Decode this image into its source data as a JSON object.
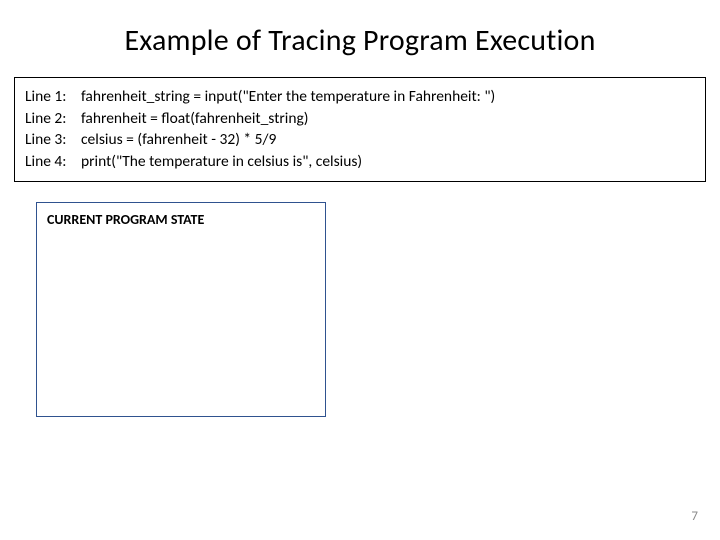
{
  "title": "Example of Tracing Program Execution",
  "code": {
    "lines": [
      {
        "label": "Line 1:",
        "text": "fahrenheit_string = input(\"Enter the temperature in Fahrenheit: \")"
      },
      {
        "label": "Line 2:",
        "text": "fahrenheit = float(fahrenheit_string)"
      },
      {
        "label": "Line 3:",
        "text": "celsius = (fahrenheit - 32) * 5/9"
      },
      {
        "label": "Line 4:",
        "text": "print(\"The temperature in celsius is\", celsius)"
      }
    ]
  },
  "state_box": {
    "title": "CURRENT PROGRAM STATE"
  },
  "page_number": "7"
}
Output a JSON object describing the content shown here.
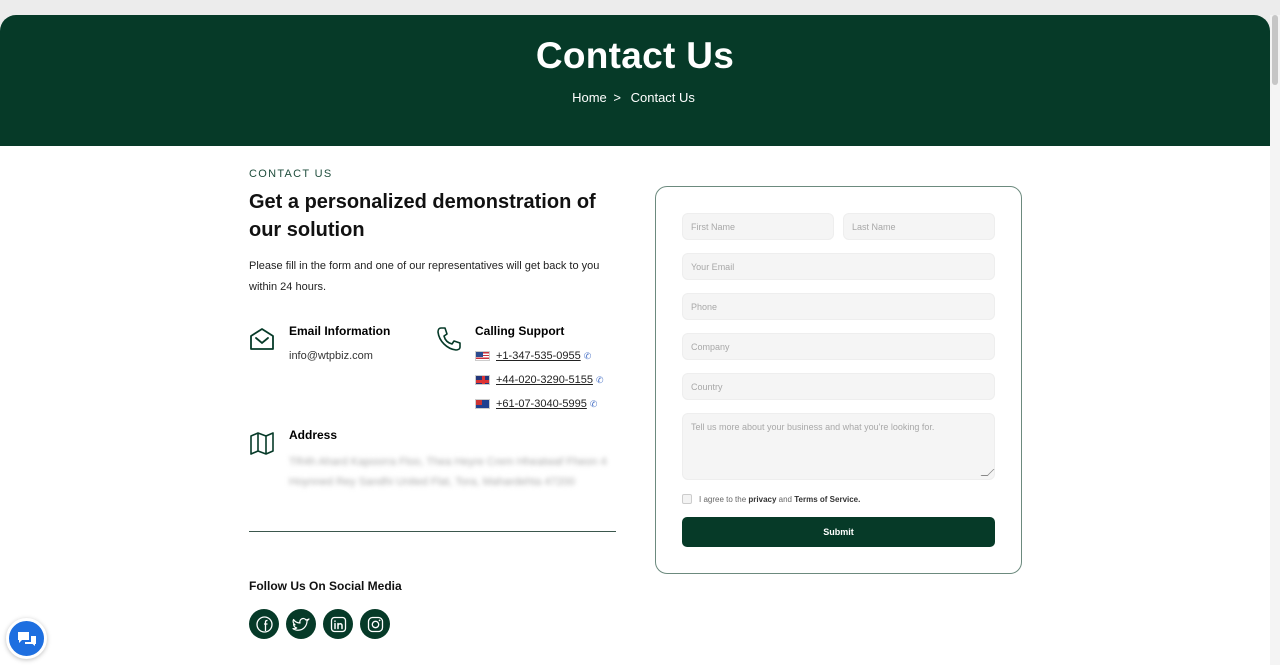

══════════════════════════════

- GOAL
The records above are to be reproduced exactly; the pictures are to be left out.

- REPLY TO THE TASK
Decode this image into its source data as a JSON object.
{
  "title": "Example of Tracing Program Execution",
  "code": {
    "lines": [
      {
        "label": "Line 1:",
        "text": "fahrenheit_string = input(\"Enter the temperature in Fahrenheit: \")"
      },
      {
        "label": "Line 2:",
        "text": "fahrenheit = float(fahrenheit_string)"
      },
      {
        "label": "Line 3:",
        "text": "celsius = (fahrenheit - 32) * 5/9"
      },
      {
        "label": "Line 4:",
        "text": "print(\"The temperature in celsius is\", celsius)"
      }
    ]
  },
  "state_box": {
    "title": "CURRENT PROGRAM STATE"
  },
  "page_number": "7"
}
Output a JSON object describing the content shown here.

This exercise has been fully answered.